Each line should be copied exactly.

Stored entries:
- - -

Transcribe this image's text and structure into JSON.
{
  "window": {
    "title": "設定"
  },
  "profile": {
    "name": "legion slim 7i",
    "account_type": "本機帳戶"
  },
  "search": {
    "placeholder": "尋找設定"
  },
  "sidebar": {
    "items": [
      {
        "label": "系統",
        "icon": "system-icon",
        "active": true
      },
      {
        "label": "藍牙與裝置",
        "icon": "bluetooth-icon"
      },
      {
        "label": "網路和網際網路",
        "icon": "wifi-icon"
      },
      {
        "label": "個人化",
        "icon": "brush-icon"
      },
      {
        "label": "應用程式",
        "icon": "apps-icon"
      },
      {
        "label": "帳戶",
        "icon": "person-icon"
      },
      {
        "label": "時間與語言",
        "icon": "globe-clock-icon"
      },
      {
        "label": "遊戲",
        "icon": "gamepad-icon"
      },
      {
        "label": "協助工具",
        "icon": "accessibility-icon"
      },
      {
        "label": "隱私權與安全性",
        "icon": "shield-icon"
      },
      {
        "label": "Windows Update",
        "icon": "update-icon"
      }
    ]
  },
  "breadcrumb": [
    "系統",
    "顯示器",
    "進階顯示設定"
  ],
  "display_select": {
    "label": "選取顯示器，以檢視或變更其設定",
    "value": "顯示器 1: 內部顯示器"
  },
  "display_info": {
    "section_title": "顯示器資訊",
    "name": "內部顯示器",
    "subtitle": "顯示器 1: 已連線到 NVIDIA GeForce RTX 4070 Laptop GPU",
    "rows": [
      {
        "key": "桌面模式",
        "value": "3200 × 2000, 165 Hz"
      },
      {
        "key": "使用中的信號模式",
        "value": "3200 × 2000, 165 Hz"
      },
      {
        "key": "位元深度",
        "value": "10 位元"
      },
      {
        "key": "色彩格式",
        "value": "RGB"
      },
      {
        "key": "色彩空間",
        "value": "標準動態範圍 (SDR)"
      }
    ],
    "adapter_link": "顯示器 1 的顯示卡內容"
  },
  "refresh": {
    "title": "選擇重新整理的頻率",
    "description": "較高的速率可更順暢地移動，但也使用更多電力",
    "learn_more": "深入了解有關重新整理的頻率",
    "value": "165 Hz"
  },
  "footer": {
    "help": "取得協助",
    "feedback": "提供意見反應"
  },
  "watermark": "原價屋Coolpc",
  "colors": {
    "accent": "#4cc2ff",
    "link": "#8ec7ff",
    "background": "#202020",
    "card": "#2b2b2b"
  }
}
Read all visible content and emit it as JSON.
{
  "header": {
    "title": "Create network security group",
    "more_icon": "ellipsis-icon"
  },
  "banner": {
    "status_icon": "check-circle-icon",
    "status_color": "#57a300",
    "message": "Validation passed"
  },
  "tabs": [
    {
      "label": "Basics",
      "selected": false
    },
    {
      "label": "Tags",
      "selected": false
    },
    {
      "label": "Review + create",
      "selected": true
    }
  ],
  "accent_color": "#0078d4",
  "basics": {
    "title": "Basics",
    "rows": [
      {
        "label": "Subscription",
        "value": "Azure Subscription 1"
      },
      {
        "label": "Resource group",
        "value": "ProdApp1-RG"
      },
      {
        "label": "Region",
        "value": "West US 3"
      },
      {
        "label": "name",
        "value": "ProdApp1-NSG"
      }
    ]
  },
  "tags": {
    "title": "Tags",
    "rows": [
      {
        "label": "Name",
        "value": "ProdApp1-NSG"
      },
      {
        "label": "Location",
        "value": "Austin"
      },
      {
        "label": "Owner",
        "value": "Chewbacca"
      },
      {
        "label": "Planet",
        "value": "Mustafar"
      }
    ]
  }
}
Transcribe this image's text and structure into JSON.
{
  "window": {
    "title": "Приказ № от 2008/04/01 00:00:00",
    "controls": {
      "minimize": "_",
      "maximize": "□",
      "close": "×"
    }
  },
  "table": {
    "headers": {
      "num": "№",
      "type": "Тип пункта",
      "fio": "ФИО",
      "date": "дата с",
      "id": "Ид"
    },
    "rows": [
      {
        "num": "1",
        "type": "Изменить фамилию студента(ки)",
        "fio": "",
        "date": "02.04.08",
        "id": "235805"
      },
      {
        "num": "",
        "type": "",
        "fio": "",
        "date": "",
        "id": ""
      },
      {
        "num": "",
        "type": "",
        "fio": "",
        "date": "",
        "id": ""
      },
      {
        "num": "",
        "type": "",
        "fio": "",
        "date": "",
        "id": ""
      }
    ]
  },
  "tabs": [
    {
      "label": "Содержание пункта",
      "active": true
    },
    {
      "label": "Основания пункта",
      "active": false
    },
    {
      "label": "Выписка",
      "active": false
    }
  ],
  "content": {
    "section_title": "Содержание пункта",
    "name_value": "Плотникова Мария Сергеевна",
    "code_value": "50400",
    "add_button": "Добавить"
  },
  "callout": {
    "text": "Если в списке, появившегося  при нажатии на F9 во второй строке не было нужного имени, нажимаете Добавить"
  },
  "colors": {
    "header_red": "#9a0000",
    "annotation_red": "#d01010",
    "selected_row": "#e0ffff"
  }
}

- - -

* **Result**:
Transcribe this image's text and structure into JSON.
{
  "window": {
    "title": "設定"
  },
  "profile": {
    "name": "legion slim 7i",
    "account_type": "本機帳戶"
  },
  "search": {
    "placeholder": "尋找設定"
  },
  "sidebar": {
    "items": [
      {
        "label": "系統",
        "icon": "system-icon",
        "active": true
      },
      {
        "label": "藍牙與裝置",
        "icon": "bluetooth-icon"
      },
      {
        "label": "網路和網際網路",
        "icon": "wifi-icon"
      },
      {
        "label": "個人化",
        "icon": "brush-icon"
      },
      {
        "label": "應用程式",
        "icon": "apps-icon"
      },
      {
        "label": "帳戶",
        "icon": "person-icon"
      },
      {
        "label": "時間與語言",
        "icon": "globe-clock-icon"
      },
      {
        "label": "遊戲",
        "icon": "gamepad-icon"
      },
      {
        "label": "協助工具",
        "icon": "accessibility-icon"
      },
      {
        "label": "隱私權與安全性",
        "icon": "shield-icon"
      },
      {
        "label": "Windows Update",
        "icon": "update-icon"
      }
    ]
  },
  "breadcrumb": [
    "系統",
    "顯示器",
    "進階顯示設定"
  ],
  "display_select": {
    "label": "選取顯示器，以檢視或變更其設定",
    "value": "顯示器 1: 內部顯示器"
  },
  "display_info": {
    "section_title": "顯示器資訊",
    "name": "內部顯示器",
    "subtitle": "顯示器 1: 已連線到 NVIDIA GeForce RTX 4070 Laptop GPU",
    "rows": [
      {
        "key": "桌面模式",
        "value": "3200 × 2000, 165 Hz"
      },
      {
        "key": "使用中的信號模式",
        "value": "3200 × 2000, 165 Hz"
      },
      {
        "key": "位元深度",
        "value": "10 位元"
      },
      {
        "key": "色彩格式",
        "value": "RGB"
      },
      {
        "key": "色彩空間",
        "value": "標準動態範圍 (SDR)"
      }
    ],
    "adapter_link": "顯示器 1 的顯示卡內容"
  },
  "refresh": {
    "title": "選擇重新整理的頻率",
    "description": "較高的速率可更順暢地移動，但也使用更多電力",
    "learn_more": "深入了解有關重新整理的頻率",
    "value": "165 Hz"
  },
  "footer": {
    "help": "取得協助",
    "feedback": "提供意見反應"
  },
  "watermark": "原價屋Coolpc",
  "colors": {
    "accent": "#4cc2ff",
    "link": "#8ec7ff",
    "background": "#202020",
    "card": "#2b2b2b"
  }
}
Read all visible content and emit it as JSON.
{
  "header": {
    "title": "Create network security group",
    "more_icon": "ellipsis-icon"
  },
  "banner": {
    "status_icon": "check-circle-icon",
    "status_color": "#57a300",
    "message": "Validation passed"
  },
  "tabs": [
    {
      "label": "Basics",
      "selected": false
    },
    {
      "label": "Tags",
      "selected": false
    },
    {
      "label": "Review + create",
      "selected": true
    }
  ],
  "accent_color": "#0078d4",
  "basics": {
    "title": "Basics",
    "rows": [
      {
        "label": "Subscription",
        "value": "Azure Subscription 1"
      },
      {
        "label": "Resource group",
        "value": "ProdApp1-RG"
      },
      {
        "label": "Region",
        "value": "West US 3"
      },
      {
        "label": "name",
        "value": "ProdApp1-NSG"
      }
    ]
  },
  "tags": {
    "title": "Tags",
    "rows": [
      {
        "label": "Name",
        "value": "ProdApp1-NSG"
      },
      {
        "label": "Location",
        "value": "Austin"
      },
      {
        "label": "Owner",
        "value": "Chewbacca"
      },
      {
        "label": "Planet",
        "value": "Mustafar"
      }
    ]
  }
}
Transcribe this image's text and structure into JSON.
{
  "window": {
    "title": "Приказ № от 2008/04/01 00:00:00",
    "controls": {
      "minimize": "_",
      "maximize": "□",
      "close": "×"
    }
  },
  "table": {
    "headers": {
      "num": "№",
      "type": "Тип пункта",
      "fio": "ФИО",
      "date": "дата с",
      "id": "Ид"
    },
    "rows": [
      {
        "num": "1",
        "type": "Изменить фамилию студента(ки)",
        "fio": "",
        "date": "02.04.08",
        "id": "235805"
      },
      {
        "num": "",
        "type": "",
        "fio": "",
        "date": "",
        "id": ""
      },
      {
        "num": "",
        "type": "",
        "fio": "",
        "date": "",
        "id": ""
      },
      {
        "num": "",
        "type": "",
        "fio": "",
        "date": "",
        "id": ""
      }
    ]
  },
  "tabs": [
    {
      "label": "Содержание пункта",
      "active": true
    },
    {
      "label": "Основания пункта",
      "active": false
    },
    {
      "label": "Выписка",
      "active": false
    }
  ],
  "content": {
    "section_title": "Содержание пункта",
    "name_value": "Плотникова Мария Сергеевна",
    "code_value": "50400",
    "add_button": "Добавить"
  },
  "callout": {
    "text": "Если в списке, появившегося  при нажатии на F9 во второй строке не было нужного имени, нажимаете Добавить"
  },
  "colors": {
    "header_red": "#9a0000",
    "annotation_red": "#d01010",
    "selected_row": "#e0ffff"
  }
}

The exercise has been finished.